> What is being asked
Recast all of the lines below as a numbered list, omitting any blank lines. Leave the pictures out of the list.

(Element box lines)
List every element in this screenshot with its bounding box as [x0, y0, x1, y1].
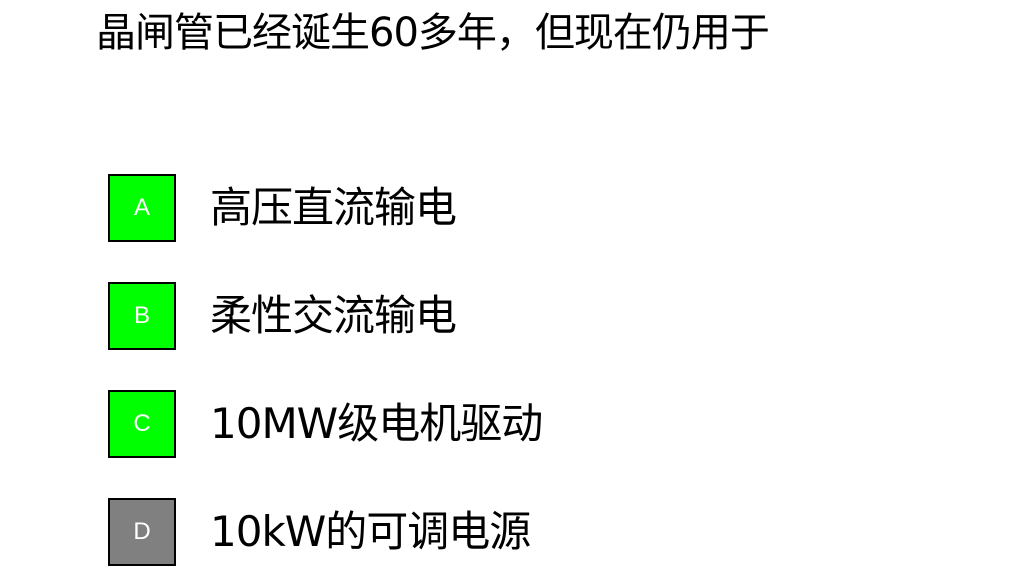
option-a-text: 高压直流输电 — [210, 183, 457, 232]
option-d[interactable]: D 10kW的可调电源 — [108, 498, 908, 566]
option-d-badge[interactable]: D — [108, 498, 176, 566]
option-b-text: 柔性交流输电 — [210, 291, 457, 340]
option-c[interactable]: C 10MW级电机驱动 — [108, 390, 908, 458]
option-a[interactable]: A 高压直流输电 — [108, 174, 908, 242]
option-c-text: 10MW级电机驱动 — [210, 399, 543, 448]
option-b[interactable]: B 柔性交流输电 — [108, 282, 908, 350]
option-d-text: 10kW的可调电源 — [210, 507, 531, 556]
option-c-badge[interactable]: C — [108, 390, 176, 458]
option-b-badge[interactable]: B — [108, 282, 176, 350]
option-a-badge[interactable]: A — [108, 174, 176, 242]
question-text: 晶闸管已经诞生60多年，但现在仍用于 — [96, 10, 770, 56]
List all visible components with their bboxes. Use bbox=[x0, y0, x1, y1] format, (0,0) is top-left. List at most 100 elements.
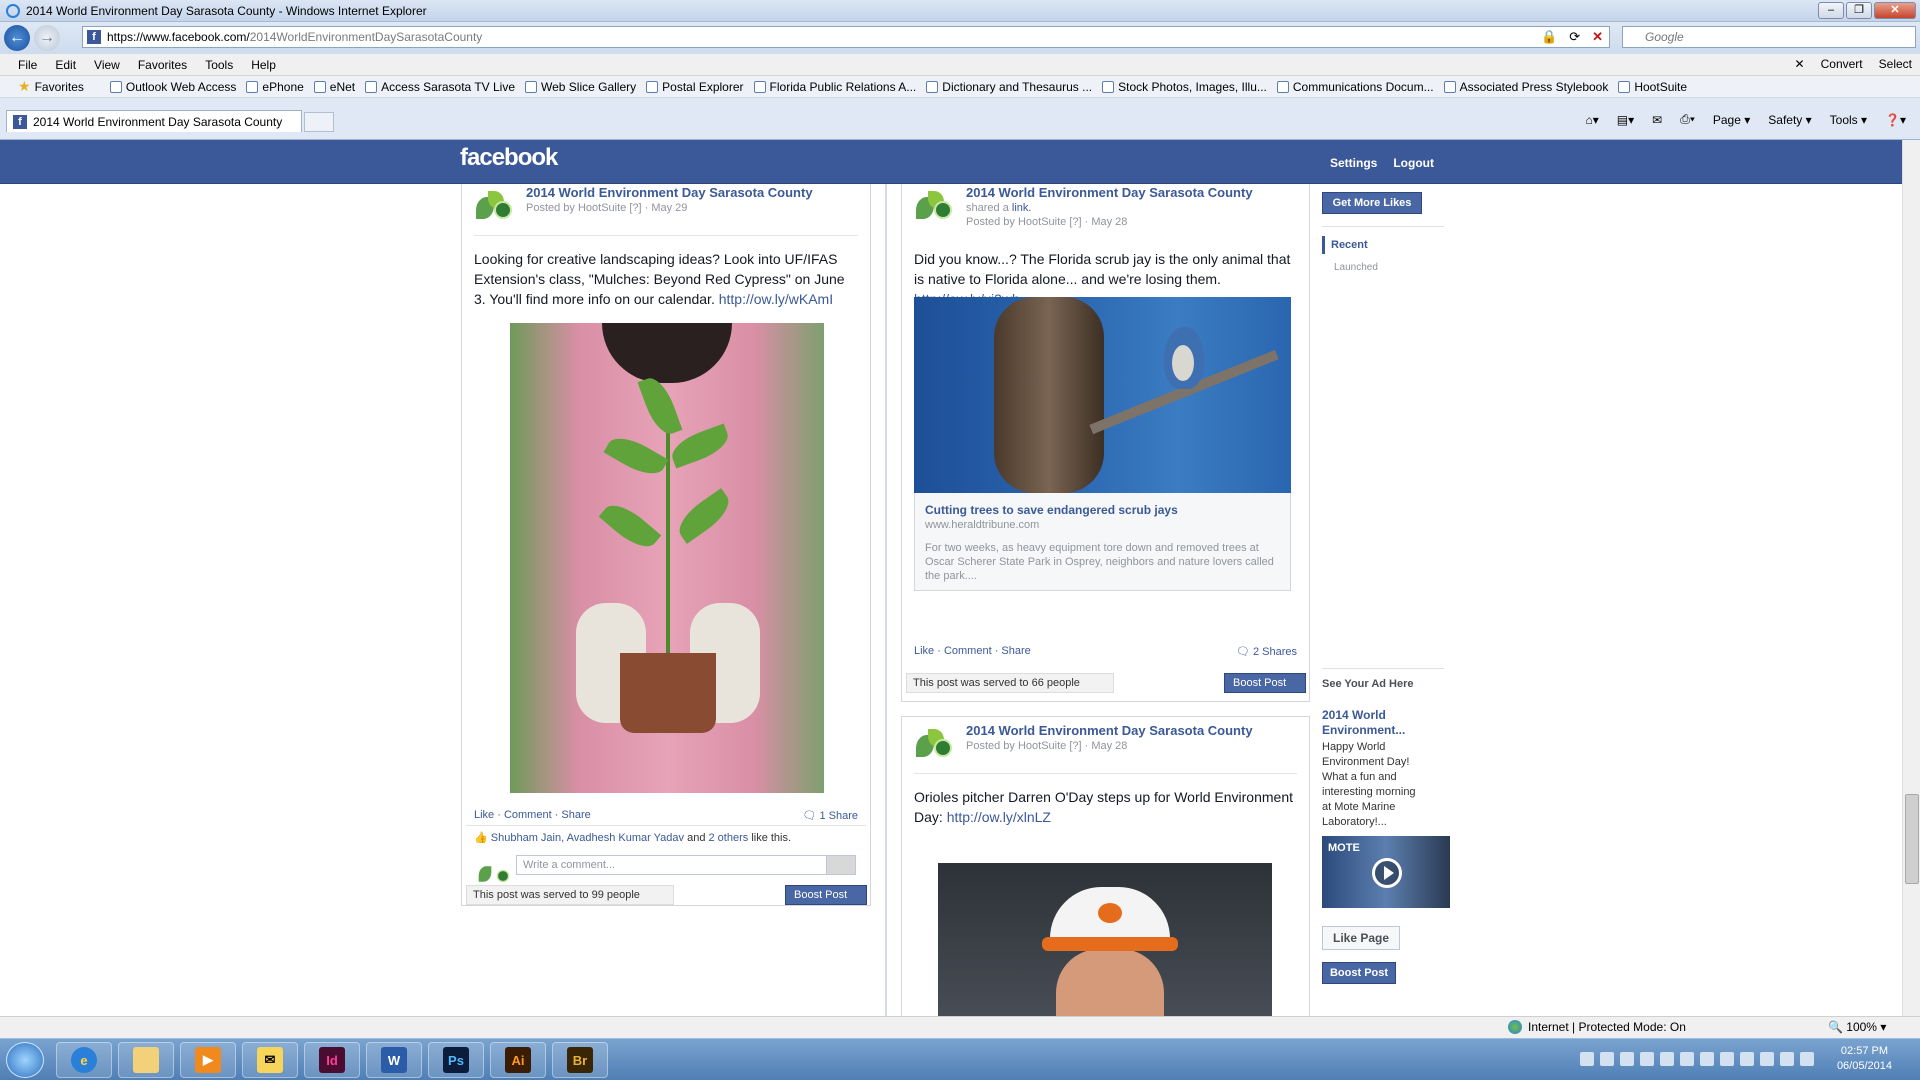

> Worked answer
1. List every element in this screenshot with its bounding box as [x0, y0, x1, y1].
2. option-a-text: 高压直流输电 — [210, 183, 457, 232]
3. option-d[interactable]: D 10kW的可调电源 — [108, 498, 908, 566]
4. option-d-badge[interactable]: D — [108, 498, 176, 566]
5. option-b-text: 柔性交流输电 — [210, 291, 457, 340]
6. option-c[interactable]: C 10MW级电机驱动 — [108, 390, 908, 458]
7. option-a[interactable]: A 高压直流输电 — [108, 174, 908, 242]
8. option-c-text: 10MW级电机驱动 — [210, 399, 543, 448]
9. option-b[interactable]: B 柔性交流输电 — [108, 282, 908, 350]
10. option-d-text: 10kW的可调电源 — [210, 507, 531, 556]
11. option-c-badge[interactable]: C — [108, 390, 176, 458]
12. option-b-badge[interactable]: B — [108, 282, 176, 350]
13. option-a-badge[interactable]: A — [108, 174, 176, 242]
14. question-text: 晶闸管已经诞生60多年，但现在仍用于 — [96, 10, 770, 56]
15. List all visible components with their bboxes. Use bbox=[x0, y0, x1, y1] format, (0,0) is top-left. List at most 100 elements.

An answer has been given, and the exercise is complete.